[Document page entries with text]
══════════════════════════════

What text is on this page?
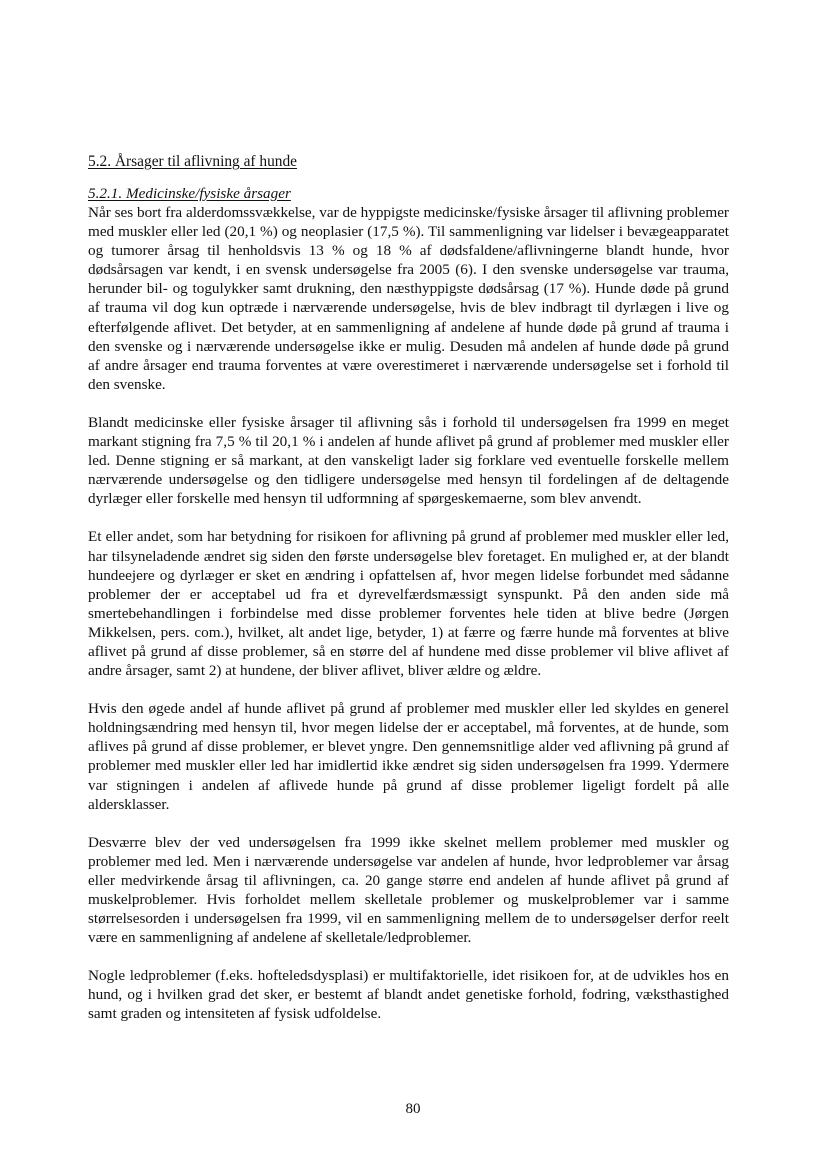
5.2. Årsager til aflivning af hunde
5.2.1. Medicinske/fysiske årsager

Når ses bort fra alderdomssvækkelse, var de hyppigste medicinske/fysiske årsager til aflivning problemer med muskler eller led (20,1 %) og neoplasier (17,5 %). Til sammenligning var lidelser i bevægeapparatet og tumorer årsag til henholdsvis 13 % og 18 % af dødsfaldene/aflivningerne blandt hunde, hvor dødsårsagen var kendt, i en svensk undersøgelse fra 2005 (6). I den svenske undersøgelse var trauma, herunder bil- og togulykker samt drukning, den næsthyppigste dødsårsag (17 %). Hunde døde på grund af trauma vil dog kun optræde i nærværende undersøgelse, hvis de blev indbragt til dyrlægen i live og efterfølgende aflivet. Det betyder, at en sammenligning af andelene af hunde døde på grund af trauma i den svenske og i nærværende undersøgelse ikke er mulig. Desuden må andelen af hunde døde på grund af andre årsager end trauma forventes at være overestimeret i nærværende undersøgelse set i forhold til den svenske.

Blandt medicinske eller fysiske årsager til aflivning sås i forhold til undersøgelsen fra 1999 en meget markant stigning fra 7,5 % til 20,1 % i andelen af hunde aflivet på grund af problemer med muskler eller led. Denne stigning er så markant, at den vanskeligt lader sig forklare ved eventuelle forskelle mellem nærværende undersøgelse og den tidligere undersøgelse med hensyn til fordelingen af de deltagende dyrlæger eller forskelle med hensyn til udformning af spørgeskemaerne, som blev anvendt.

Et eller andet, som har betydning for risikoen for aflivning på grund af problemer med muskler eller led, har tilsyneladende ændret sig siden den første undersøgelse blev foretaget. En mulighed er, at der blandt hundeejere og dyrlæger er sket en ændring i opfattelsen af, hvor megen lidelse forbundet med sådanne problemer der er acceptabel ud fra et dyrevelfærdsmæssigt synspunkt. På den anden side må smertebehandlingen i forbindelse med disse problemer forventes hele tiden at blive bedre (Jørgen Mikkelsen, pers. com.), hvilket, alt andet lige, betyder, 1) at færre og færre hunde må forventes at blive aflivet på grund af disse problemer, så en større del af hundene med disse problemer vil blive aflivet af andre årsager, samt 2) at hundene, der bliver aflivet, bliver ældre og ældre.

Hvis den øgede andel af hunde aflivet på grund af problemer med muskler eller led skyldes en generel holdningsændring med hensyn til, hvor megen lidelse der er acceptabel, må forventes, at de hunde, som aflives på grund af disse problemer, er blevet yngre. Den gennemsnitlige alder ved aflivning på grund af problemer med muskler eller led har imidlertid ikke ændret sig siden undersøgelsen fra 1999. Ydermere var stigningen i andelen af aflivede hunde på grund af disse problemer ligeligt fordelt på alle aldersklasser.

Desværre blev der ved undersøgelsen fra 1999 ikke skelnet mellem problemer med muskler og problemer med led. Men i nærværende undersøgelse var andelen af hunde, hvor ledproblemer var årsag eller medvirkende årsag til aflivningen, ca. 20 gange større end andelen af hunde aflivet på grund af muskelproblemer. Hvis forholdet mellem skelletale problemer og muskelproblemer var i samme størrelsesorden i undersøgelsen fra 1999, vil en sammenligning mellem de to undersøgelser derfor reelt være en sammenligning af andelene af skelletale/ledproblemer.

Nogle ledproblemer (f.eks. hofteledsdysplasi) er multifaktorielle, idet risikoen for, at de udvikles hos en hund, og i hvilken grad det sker, er bestemt af blandt andet genetiske forhold, fodring, væksthastighed samt graden og intensiteten af fysisk udfoldelse.

80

══════════════════════════════

Your goal:
Output the data verbatim, images excluded.

Written answer:
What text is on this page?
5.2. Årsager til aflivning af hunde
5.2.1. Medicinske/fysiske årsager

Når ses bort fra alderdomssvækkelse, var de hyppigste medicinske/fysiske årsager til aflivning problemer med muskler eller led (20,1 %) og neoplasier (17,5 %). Til sammenligning var lidelser i bevægeapparatet og tumorer årsag til henholdsvis 13 % og 18 % af dødsfaldene/aflivningerne blandt hunde, hvor dødsårsagen var kendt, i en svensk undersøgelse fra 2005 (6). I den svenske undersøgelse var trauma, herunder bil- og togulykker samt drukning, den næsthyppigste dødsårsag (17 %). Hunde døde på grund af trauma vil dog kun optræde i nærværende undersøgelse, hvis de blev indbragt til dyrlægen i live og efterfølgende aflivet. Det betyder, at en sammenligning af andelene af hunde døde på grund af trauma i den svenske og i nærværende undersøgelse ikke er mulig. Desuden må andelen af hunde døde på grund af andre årsager end trauma forventes at være overestimeret i nærværende undersøgelse set i forhold til den svenske.

Blandt medicinske eller fysiske årsager til aflivning sås i forhold til undersøgelsen fra 1999 en meget markant stigning fra 7,5 % til 20,1 % i andelen af hunde aflivet på grund af problemer med muskler eller led. Denne stigning er så markant, at den vanskeligt lader sig forklare ved eventuelle forskelle mellem nærværende undersøgelse og den tidligere undersøgelse med hensyn til fordelingen af de deltagende dyrlæger eller forskelle med hensyn til udformning af spørgeskemaerne, som blev anvendt.

Et eller andet, som har betydning for risikoen for aflivning på grund af problemer med muskler eller led, har tilsyneladende ændret sig siden den første undersøgelse blev foretaget. En mulighed er, at der blandt hundeejere og dyrlæger er sket en ændring i opfattelsen af, hvor megen lidelse forbundet med sådanne problemer der er acceptabel ud fra et dyrevelfærdsmæssigt synspunkt. På den anden side må smertebehandlingen i forbindelse med disse problemer forventes hele tiden at blive bedre (Jørgen Mikkelsen, pers. com.), hvilket, alt andet lige, betyder, 1) at færre og færre hunde må forventes at blive aflivet på grund af disse problemer, så en større del af hundene med disse problemer vil blive aflivet af andre årsager, samt 2) at hundene, der bliver aflivet, bliver ældre og ældre.

Hvis den øgede andel af hunde aflivet på grund af problemer med muskler eller led skyldes en generel holdningsændring med hensyn til, hvor megen lidelse der er acceptabel, må forventes, at de hunde, som aflives på grund af disse problemer, er blevet yngre. Den gennemsnitlige alder ved aflivning på grund af problemer med muskler eller led har imidlertid ikke ændret sig siden undersøgelsen fra 1999. Ydermere var stigningen i andelen af aflivede hunde på grund af disse problemer ligeligt fordelt på alle aldersklasser.

Desværre blev der ved undersøgelsen fra 1999 ikke skelnet mellem problemer med muskler og problemer med led. Men i nærværende undersøgelse var andelen af hunde, hvor ledproblemer var årsag eller medvirkende årsag til aflivningen, ca. 20 gange større end andelen af hunde aflivet på grund af muskelproblemer. Hvis forholdet mellem skelletale problemer og muskelproblemer var i samme størrelsesorden i undersøgelsen fra 1999, vil en sammenligning mellem de to undersøgelser derfor reelt være en sammenligning af andelene af skelletale/ledproblemer.

Nogle ledproblemer (f.eks. hofteledsdysplasi) er multifaktorielle, idet risikoen for, at de udvikles hos en hund, og i hvilken grad det sker, er bestemt af blandt andet genetiske forhold, fodring, væksthastighed samt graden og intensiteten af fysisk udfoldelse.

80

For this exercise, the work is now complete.